▶ **Exercise requirements**:
Repeat each entry as written and leave the images out of the copy.

(Source data)
[BEGIN]
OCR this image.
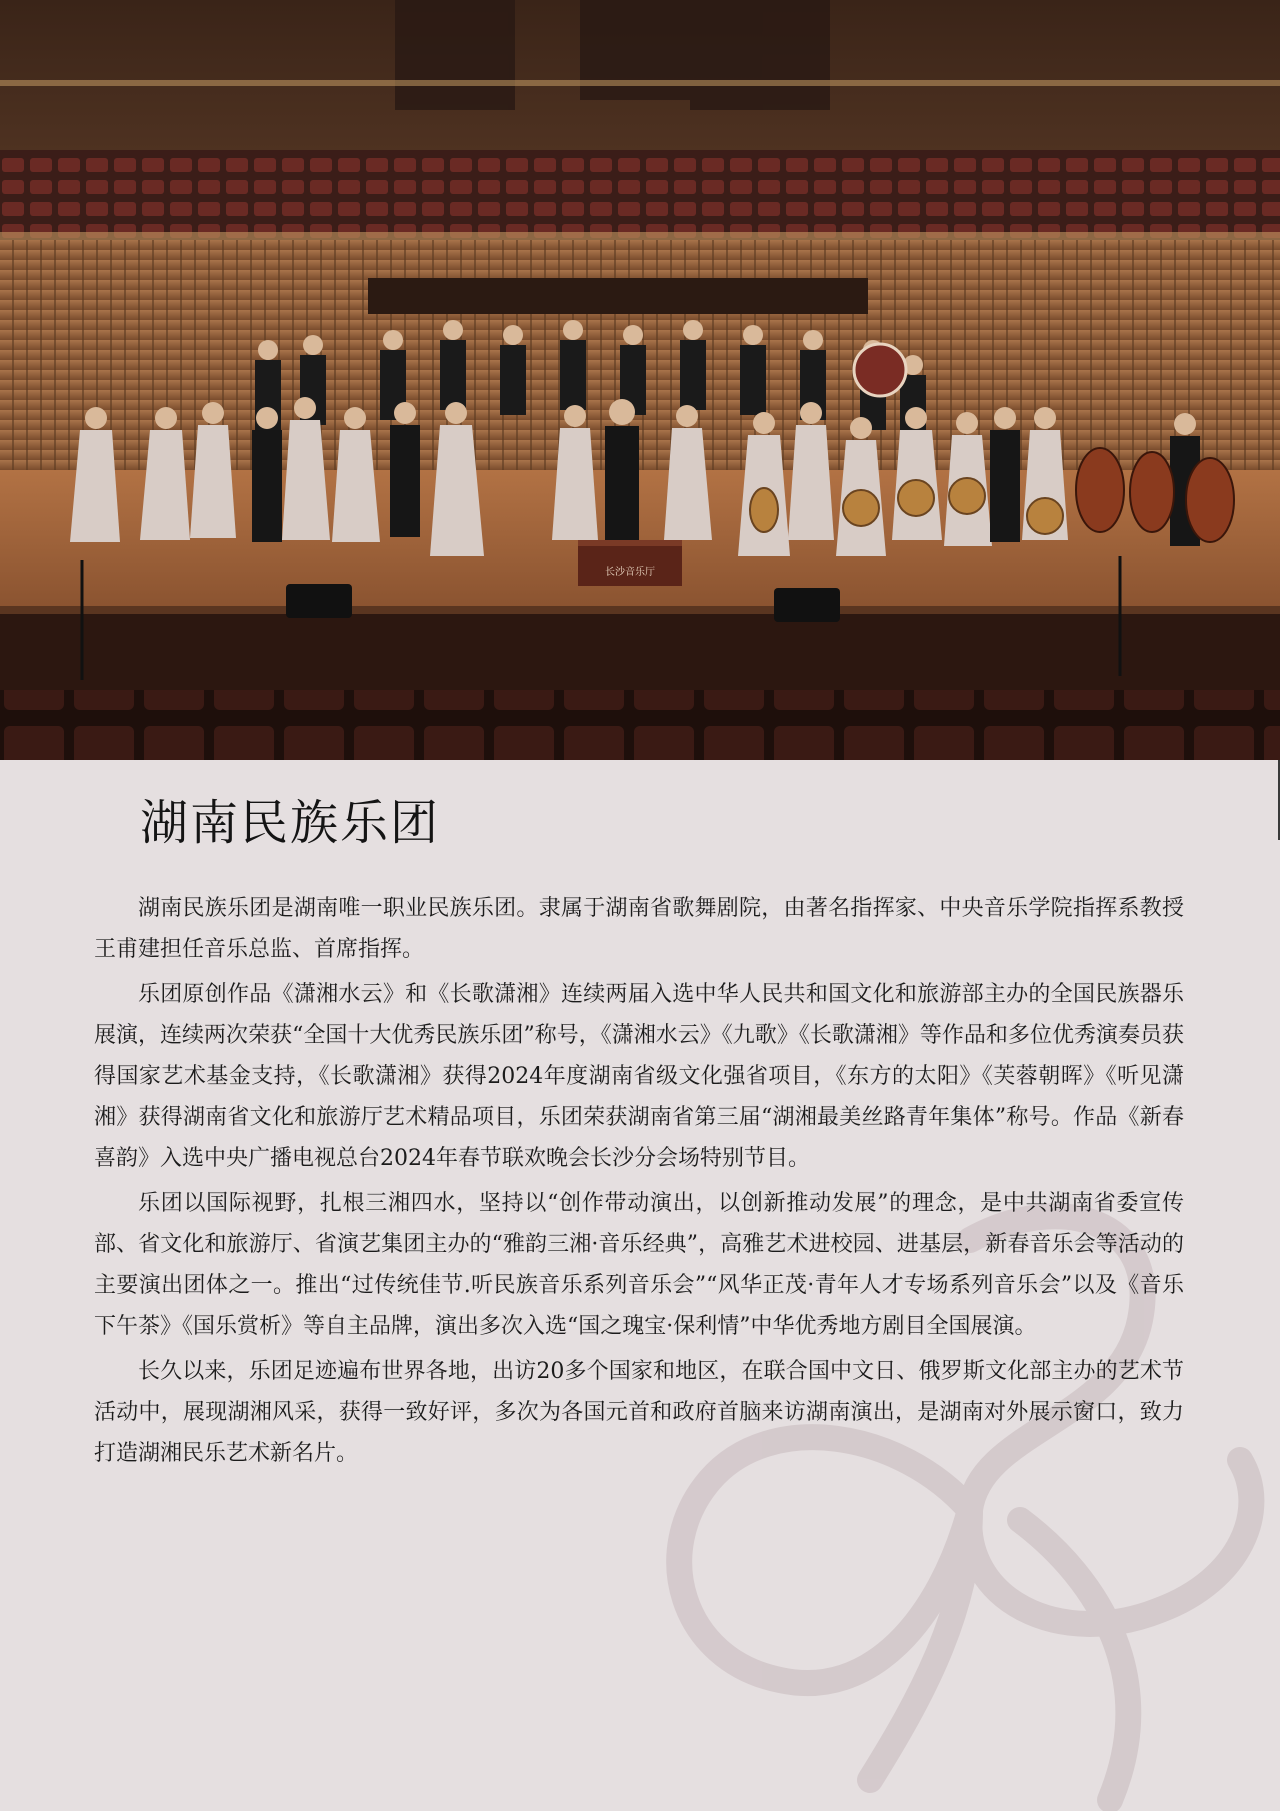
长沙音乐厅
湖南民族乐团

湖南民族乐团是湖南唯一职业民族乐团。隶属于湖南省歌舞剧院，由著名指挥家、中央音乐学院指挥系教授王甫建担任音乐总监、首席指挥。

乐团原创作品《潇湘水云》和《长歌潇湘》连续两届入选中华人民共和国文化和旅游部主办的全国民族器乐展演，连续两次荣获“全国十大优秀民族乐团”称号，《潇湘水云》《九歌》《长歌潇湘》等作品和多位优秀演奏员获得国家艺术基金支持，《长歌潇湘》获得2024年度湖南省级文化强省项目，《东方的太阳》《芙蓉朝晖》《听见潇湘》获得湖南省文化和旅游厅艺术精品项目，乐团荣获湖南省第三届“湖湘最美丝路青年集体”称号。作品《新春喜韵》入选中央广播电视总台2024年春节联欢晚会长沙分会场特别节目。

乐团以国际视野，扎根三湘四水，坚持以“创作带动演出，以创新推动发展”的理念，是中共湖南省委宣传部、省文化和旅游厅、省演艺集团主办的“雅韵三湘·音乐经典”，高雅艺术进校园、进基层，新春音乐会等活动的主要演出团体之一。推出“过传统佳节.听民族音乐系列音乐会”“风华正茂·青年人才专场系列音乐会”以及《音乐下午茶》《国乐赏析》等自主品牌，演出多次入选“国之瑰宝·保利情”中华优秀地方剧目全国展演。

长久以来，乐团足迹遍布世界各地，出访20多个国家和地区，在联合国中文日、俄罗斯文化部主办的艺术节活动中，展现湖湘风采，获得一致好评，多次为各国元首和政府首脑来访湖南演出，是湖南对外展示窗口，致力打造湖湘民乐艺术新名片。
[END]
▶ **Solution to the exercise**:
OCR this image.
长沙音乐厅
湖南民族乐团

湖南民族乐团是湖南唯一职业民族乐团。隶属于湖南省歌舞剧院，由著名指挥家、中央音乐学院指挥系教授王甫建担任音乐总监、首席指挥。

乐团原创作品《潇湘水云》和《长歌潇湘》连续两届入选中华人民共和国文化和旅游部主办的全国民族器乐展演，连续两次荣获“全国十大优秀民族乐团”称号，《潇湘水云》《九歌》《长歌潇湘》等作品和多位优秀演奏员获得国家艺术基金支持，《长歌潇湘》获得2024年度湖南省级文化强省项目，《东方的太阳》《芙蓉朝晖》《听见潇湘》获得湖南省文化和旅游厅艺术精品项目，乐团荣获湖南省第三届“湖湘最美丝路青年集体”称号。作品《新春喜韵》入选中央广播电视总台2024年春节联欢晚会长沙分会场特别节目。

乐团以国际视野，扎根三湘四水，坚持以“创作带动演出，以创新推动发展”的理念，是中共湖南省委宣传部、省文化和旅游厅、省演艺集团主办的“雅韵三湘·音乐经典”，高雅艺术进校园、进基层，新春音乐会等活动的主要演出团体之一。推出“过传统佳节.听民族音乐系列音乐会”“风华正茂·青年人才专场系列音乐会”以及《音乐下午茶》《国乐赏析》等自主品牌，演出多次入选“国之瑰宝·保利情”中华优秀地方剧目全国展演。

长久以来，乐团足迹遍布世界各地，出访20多个国家和地区，在联合国中文日、俄罗斯文化部主办的艺术节活动中，展现湖湘风采，获得一致好评，多次为各国元首和政府首脑来访湖南演出，是湖南对外展示窗口，致力打造湖湘民乐艺术新名片。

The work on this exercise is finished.